### PROMPT
Copy everything in the data below exactly except the pictures.

________________

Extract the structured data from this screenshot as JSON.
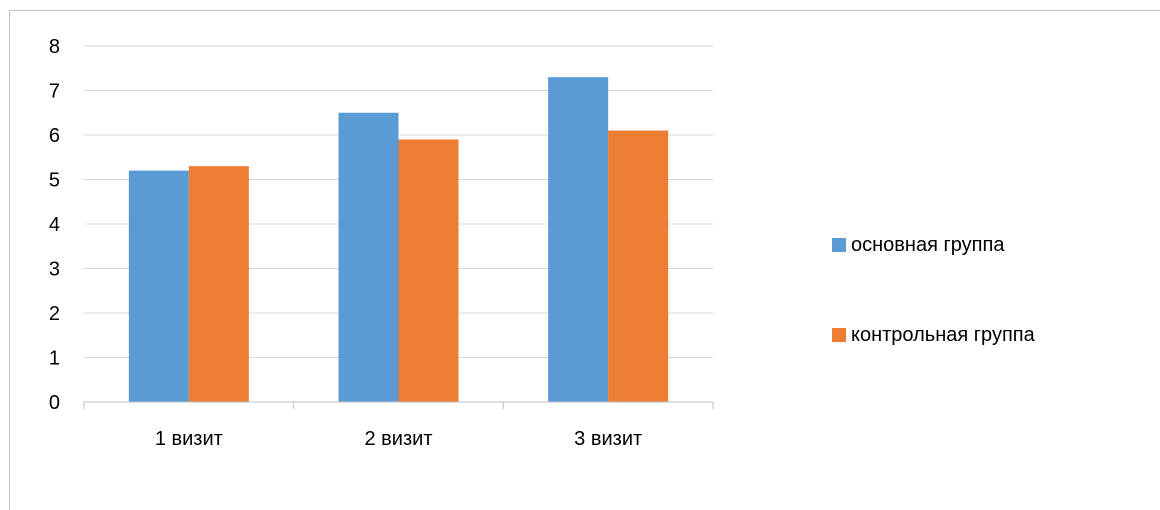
{
  "chart_data": {
    "type": "bar",
    "categories": [
      "1 визит",
      "2 визит",
      "3 визит"
    ],
    "series": [
      {
        "name": "основная группа",
        "color": "#5b9bd5",
        "values": [
          5.2,
          6.5,
          7.3
        ]
      },
      {
        "name": "контрольная группа",
        "color": "#ed7d31",
        "values": [
          5.3,
          5.9,
          6.1
        ]
      }
    ],
    "y_ticks": [
      "0",
      "1",
      "2",
      "3",
      "4",
      "5",
      "6",
      "7",
      "8"
    ],
    "ylim": [
      0,
      8
    ],
    "grid": true,
    "legend_position": "right"
  }
}
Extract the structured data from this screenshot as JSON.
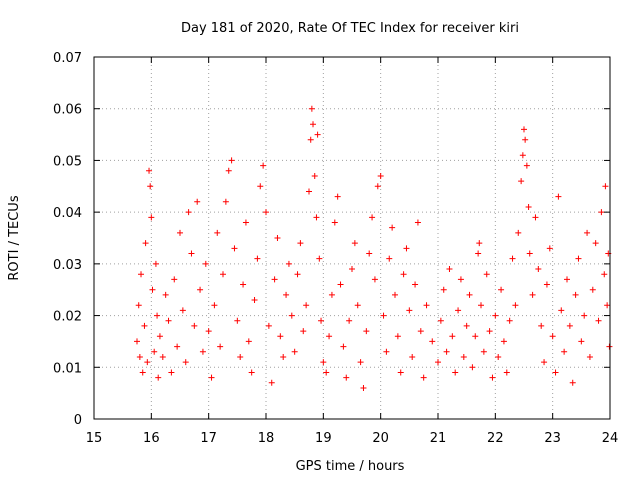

________________

### EXERCISE OUTPUT
Extract the structured data from this screenshot as JSON.
{
  "chart_data": {
    "type": "bar",
    "categories": [
      "1 визит",
      "2 визит",
      "3 визит"
    ],
    "series": [
      {
        "name": "основная группа",
        "color": "#5b9bd5",
        "values": [
          5.2,
          6.5,
          7.3
        ]
      },
      {
        "name": "контрольная группа",
        "color": "#ed7d31",
        "values": [
          5.3,
          5.9,
          6.1
        ]
      }
    ],
    "y_ticks": [
      "0",
      "1",
      "2",
      "3",
      "4",
      "5",
      "6",
      "7",
      "8"
    ],
    "ylim": [
      0,
      8
    ],
    "grid": true,
    "legend_position": "right"
  }
}
Extract the structured data from this screenshot as JSON.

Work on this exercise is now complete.